## start

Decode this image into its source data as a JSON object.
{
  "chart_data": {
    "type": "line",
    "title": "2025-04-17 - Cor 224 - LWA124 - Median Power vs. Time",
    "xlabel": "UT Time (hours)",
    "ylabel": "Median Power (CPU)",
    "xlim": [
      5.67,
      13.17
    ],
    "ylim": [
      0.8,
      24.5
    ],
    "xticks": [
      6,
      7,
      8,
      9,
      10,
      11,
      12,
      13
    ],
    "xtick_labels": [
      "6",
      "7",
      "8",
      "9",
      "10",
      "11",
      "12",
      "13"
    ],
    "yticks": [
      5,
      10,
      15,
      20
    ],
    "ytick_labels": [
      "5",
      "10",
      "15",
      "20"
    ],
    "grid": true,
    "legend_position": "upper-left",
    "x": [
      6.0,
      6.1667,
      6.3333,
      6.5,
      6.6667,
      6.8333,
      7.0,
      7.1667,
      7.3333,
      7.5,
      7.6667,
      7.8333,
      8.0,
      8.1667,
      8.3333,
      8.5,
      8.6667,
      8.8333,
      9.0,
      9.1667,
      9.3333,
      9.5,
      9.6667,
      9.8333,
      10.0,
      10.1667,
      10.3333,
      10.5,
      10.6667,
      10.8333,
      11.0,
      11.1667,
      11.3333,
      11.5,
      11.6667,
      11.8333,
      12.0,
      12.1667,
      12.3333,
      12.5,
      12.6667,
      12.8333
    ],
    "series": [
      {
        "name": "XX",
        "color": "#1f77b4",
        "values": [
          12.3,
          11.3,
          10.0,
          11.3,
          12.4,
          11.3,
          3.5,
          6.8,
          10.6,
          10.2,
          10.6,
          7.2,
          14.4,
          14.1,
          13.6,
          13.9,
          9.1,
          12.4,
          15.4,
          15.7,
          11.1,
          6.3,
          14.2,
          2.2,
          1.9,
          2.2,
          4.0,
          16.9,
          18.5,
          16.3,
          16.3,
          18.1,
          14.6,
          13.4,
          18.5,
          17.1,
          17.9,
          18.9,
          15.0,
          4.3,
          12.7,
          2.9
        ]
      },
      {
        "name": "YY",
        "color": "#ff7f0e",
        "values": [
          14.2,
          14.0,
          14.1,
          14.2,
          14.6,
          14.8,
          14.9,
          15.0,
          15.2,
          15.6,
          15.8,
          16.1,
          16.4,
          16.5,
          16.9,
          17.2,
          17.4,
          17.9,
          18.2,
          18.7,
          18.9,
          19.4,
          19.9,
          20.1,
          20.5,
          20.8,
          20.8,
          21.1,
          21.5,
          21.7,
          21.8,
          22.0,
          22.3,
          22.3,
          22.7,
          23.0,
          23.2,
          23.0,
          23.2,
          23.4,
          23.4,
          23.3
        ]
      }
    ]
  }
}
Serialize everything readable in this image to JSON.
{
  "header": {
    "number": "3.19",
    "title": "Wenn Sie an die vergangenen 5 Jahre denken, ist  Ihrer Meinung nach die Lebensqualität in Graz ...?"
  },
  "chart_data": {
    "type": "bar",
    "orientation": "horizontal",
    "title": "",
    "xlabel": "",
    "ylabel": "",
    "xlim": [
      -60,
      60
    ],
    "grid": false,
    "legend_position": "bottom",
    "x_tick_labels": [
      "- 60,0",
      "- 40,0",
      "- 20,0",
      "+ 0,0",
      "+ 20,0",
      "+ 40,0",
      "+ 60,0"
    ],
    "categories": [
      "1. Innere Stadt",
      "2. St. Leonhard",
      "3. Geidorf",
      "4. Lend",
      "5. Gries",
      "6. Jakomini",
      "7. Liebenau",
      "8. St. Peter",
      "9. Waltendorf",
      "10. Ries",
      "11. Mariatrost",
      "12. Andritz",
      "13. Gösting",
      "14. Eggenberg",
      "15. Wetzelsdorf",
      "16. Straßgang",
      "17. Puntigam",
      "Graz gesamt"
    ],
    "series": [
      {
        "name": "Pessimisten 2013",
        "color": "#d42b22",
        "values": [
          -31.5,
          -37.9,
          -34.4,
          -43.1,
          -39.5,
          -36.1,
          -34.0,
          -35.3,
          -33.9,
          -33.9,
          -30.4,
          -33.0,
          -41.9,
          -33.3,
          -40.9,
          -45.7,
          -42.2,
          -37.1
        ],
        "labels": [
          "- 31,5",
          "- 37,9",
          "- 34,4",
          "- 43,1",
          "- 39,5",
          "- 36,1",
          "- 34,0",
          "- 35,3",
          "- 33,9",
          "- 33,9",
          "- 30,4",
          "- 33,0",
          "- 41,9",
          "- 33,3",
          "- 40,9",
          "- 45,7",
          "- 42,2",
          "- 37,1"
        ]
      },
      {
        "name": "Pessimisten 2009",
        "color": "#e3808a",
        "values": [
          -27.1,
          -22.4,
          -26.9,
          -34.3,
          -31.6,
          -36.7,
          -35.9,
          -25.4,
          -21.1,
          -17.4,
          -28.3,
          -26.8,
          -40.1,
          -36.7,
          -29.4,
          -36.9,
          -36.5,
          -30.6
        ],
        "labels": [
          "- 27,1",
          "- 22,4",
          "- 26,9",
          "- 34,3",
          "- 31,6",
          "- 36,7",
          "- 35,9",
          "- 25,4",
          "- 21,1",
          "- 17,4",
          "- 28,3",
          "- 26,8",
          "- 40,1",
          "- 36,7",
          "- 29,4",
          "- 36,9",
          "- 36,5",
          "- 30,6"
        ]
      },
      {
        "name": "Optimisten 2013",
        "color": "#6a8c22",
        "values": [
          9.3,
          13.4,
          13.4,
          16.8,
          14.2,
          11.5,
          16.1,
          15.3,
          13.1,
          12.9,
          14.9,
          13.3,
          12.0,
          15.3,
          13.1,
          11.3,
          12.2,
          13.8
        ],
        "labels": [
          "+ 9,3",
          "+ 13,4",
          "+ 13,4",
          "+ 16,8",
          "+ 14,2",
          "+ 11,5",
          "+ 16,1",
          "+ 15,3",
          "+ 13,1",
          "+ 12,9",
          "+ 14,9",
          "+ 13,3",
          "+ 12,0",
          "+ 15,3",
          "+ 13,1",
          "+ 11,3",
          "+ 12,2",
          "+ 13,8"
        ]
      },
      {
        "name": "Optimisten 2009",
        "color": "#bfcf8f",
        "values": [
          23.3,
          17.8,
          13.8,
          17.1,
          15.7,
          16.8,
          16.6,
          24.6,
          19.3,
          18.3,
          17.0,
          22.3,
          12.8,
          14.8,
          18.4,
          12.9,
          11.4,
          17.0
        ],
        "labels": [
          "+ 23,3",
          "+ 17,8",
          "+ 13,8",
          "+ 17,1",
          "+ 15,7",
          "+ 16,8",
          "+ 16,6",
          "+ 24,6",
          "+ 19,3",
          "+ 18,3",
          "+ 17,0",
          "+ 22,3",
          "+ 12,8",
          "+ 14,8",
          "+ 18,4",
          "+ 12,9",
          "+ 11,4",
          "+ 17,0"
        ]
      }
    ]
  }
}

## end

Write out the entries in full, exactly as given.

Decode this image into its source data as a JSON object.
{
  "chart_data": {
    "type": "line",
    "title": "2025-04-17 - Cor 224 - LWA124 - Median Power vs. Time",
    "xlabel": "UT Time (hours)",
    "ylabel": "Median Power (CPU)",
    "xlim": [
      5.67,
      13.17
    ],
    "ylim": [
      0.8,
      24.5
    ],
    "xticks": [
      6,
      7,
      8,
      9,
      10,
      11,
      12,
      13
    ],
    "xtick_labels": [
      "6",
      "7",
      "8",
      "9",
      "10",
      "11",
      "12",
      "13"
    ],
    "yticks": [
      5,
      10,
      15,
      20
    ],
    "ytick_labels": [
      "5",
      "10",
      "15",
      "20"
    ],
    "grid": true,
    "legend_position": "upper-left",
    "x": [
      6.0,
      6.1667,
      6.3333,
      6.5,
      6.6667,
      6.8333,
      7.0,
      7.1667,
      7.3333,
      7.5,
      7.6667,
      7.8333,
      8.0,
      8.1667,
      8.3333,
      8.5,
      8.6667,
      8.8333,
      9.0,
      9.1667,
      9.3333,
      9.5,
      9.6667,
      9.8333,
      10.0,
      10.1667,
      10.3333,
      10.5,
      10.6667,
      10.8333,
      11.0,
      11.1667,
      11.3333,
      11.5,
      11.6667,
      11.8333,
      12.0,
      12.1667,
      12.3333,
      12.5,
      12.6667,
      12.8333
    ],
    "series": [
      {
        "name": "XX",
        "color": "#1f77b4",
        "values": [
          12.3,
          11.3,
          10.0,
          11.3,
          12.4,
          11.3,
          3.5,
          6.8,
          10.6,
          10.2,
          10.6,
          7.2,
          14.4,
          14.1,
          13.6,
          13.9,
          9.1,
          12.4,
          15.4,
          15.7,
          11.1,
          6.3,
          14.2,
          2.2,
          1.9,
          2.2,
          4.0,
          16.9,
          18.5,
          16.3,
          16.3,
          18.1,
          14.6,
          13.4,
          18.5,
          17.1,
          17.9,
          18.9,
          15.0,
          4.3,
          12.7,
          2.9
        ]
      },
      {
        "name": "YY",
        "color": "#ff7f0e",
        "values": [
          14.2,
          14.0,
          14.1,
          14.2,
          14.6,
          14.8,
          14.9,
          15.0,
          15.2,
          15.6,
          15.8,
          16.1,
          16.4,
          16.5,
          16.9,
          17.2,
          17.4,
          17.9,
          18.2,
          18.7,
          18.9,
          19.4,
          19.9,
          20.1,
          20.5,
          20.8,
          20.8,
          21.1,
          21.5,
          21.7,
          21.8,
          22.0,
          22.3,
          22.3,
          22.7,
          23.0,
          23.2,
          23.0,
          23.2,
          23.4,
          23.4,
          23.3
        ]
      }
    ]
  }
}
Serialize everything readable in this image to JSON.
{
  "header": {
    "number": "3.19",
    "title": "Wenn Sie an die vergangenen 5 Jahre denken, ist  Ihrer Meinung nach die Lebensqualität in Graz ...?"
  },
  "chart_data": {
    "type": "bar",
    "orientation": "horizontal",
    "title": "",
    "xlabel": "",
    "ylabel": "",
    "xlim": [
      -60,
      60
    ],
    "grid": false,
    "legend_position": "bottom",
    "x_tick_labels": [
      "- 60,0",
      "- 40,0",
      "- 20,0",
      "+ 0,0",
      "+ 20,0",
      "+ 40,0",
      "+ 60,0"
    ],
    "categories": [
      "1. Innere Stadt",
      "2. St. Leonhard",
      "3. Geidorf",
      "4. Lend",
      "5. Gries",
      "6. Jakomini",
      "7. Liebenau",
      "8. St. Peter",
      "9. Waltendorf",
      "10. Ries",
      "11. Mariatrost",
      "12. Andritz",
      "13. Gösting",
      "14. Eggenberg",
      "15. Wetzelsdorf",
      "16. Straßgang",
      "17. Puntigam",
      "Graz gesamt"
    ],
    "series": [
      {
        "name": "Pessimisten 2013",
        "color": "#d42b22",
        "values": [
          -31.5,
          -37.9,
          -34.4,
          -43.1,
          -39.5,
          -36.1,
          -34.0,
          -35.3,
          -33.9,
          -33.9,
          -30.4,
          -33.0,
          -41.9,
          -33.3,
          -40.9,
          -45.7,
          -42.2,
          -37.1
        ],
        "labels": [
          "- 31,5",
          "- 37,9",
          "- 34,4",
          "- 43,1",
          "- 39,5",
          "- 36,1",
          "- 34,0",
          "- 35,3",
          "- 33,9",
          "- 33,9",
          "- 30,4",
          "- 33,0",
          "- 41,9",
          "- 33,3",
          "- 40,9",
          "- 45,7",
          "- 42,2",
          "- 37,1"
        ]
      },
      {
        "name": "Pessimisten 2009",
        "color": "#e3808a",
        "values": [
          -27.1,
          -22.4,
          -26.9,
          -34.3,
          -31.6,
          -36.7,
          -35.9,
          -25.4,
          -21.1,
          -17.4,
          -28.3,
          -26.8,
          -40.1,
          -36.7,
          -29.4,
          -36.9,
          -36.5,
          -30.6
        ],
        "labels": [
          "- 27,1",
          "- 22,4",
          "- 26,9",
          "- 34,3",
          "- 31,6",
          "- 36,7",
          "- 35,9",
          "- 25,4",
          "- 21,1",
          "- 17,4",
          "- 28,3",
          "- 26,8",
          "- 40,1",
          "- 36,7",
          "- 29,4",
          "- 36,9",
          "- 36,5",
          "- 30,6"
        ]
      },
      {
        "name": "Optimisten 2013",
        "color": "#6a8c22",
        "values": [
          9.3,
          13.4,
          13.4,
          16.8,
          14.2,
          11.5,
          16.1,
          15.3,
          13.1,
          12.9,
          14.9,
          13.3,
          12.0,
          15.3,
          13.1,
          11.3,
          12.2,
          13.8
        ],
        "labels": [
          "+ 9,3",
          "+ 13,4",
          "+ 13,4",
          "+ 16,8",
          "+ 14,2",
          "+ 11,5",
          "+ 16,1",
          "+ 15,3",
          "+ 13,1",
          "+ 12,9",
          "+ 14,9",
          "+ 13,3",
          "+ 12,0",
          "+ 15,3",
          "+ 13,1",
          "+ 11,3",
          "+ 12,2",
          "+ 13,8"
        ]
      },
      {
        "name": "Optimisten 2009",
        "color": "#bfcf8f",
        "values": [
          23.3,
          17.8,
          13.8,
          17.1,
          15.7,
          16.8,
          16.6,
          24.6,
          19.3,
          18.3,
          17.0,
          22.3,
          12.8,
          14.8,
          18.4,
          12.9,
          11.4,
          17.0
        ],
        "labels": [
          "+ 23,3",
          "+ 17,8",
          "+ 13,8",
          "+ 17,1",
          "+ 15,7",
          "+ 16,8",
          "+ 16,6",
          "+ 24,6",
          "+ 19,3",
          "+ 18,3",
          "+ 17,0",
          "+ 22,3",
          "+ 12,8",
          "+ 14,8",
          "+ 18,4",
          "+ 12,9",
          "+ 11,4",
          "+ 17,0"
        ]
      }
    ]
  }
}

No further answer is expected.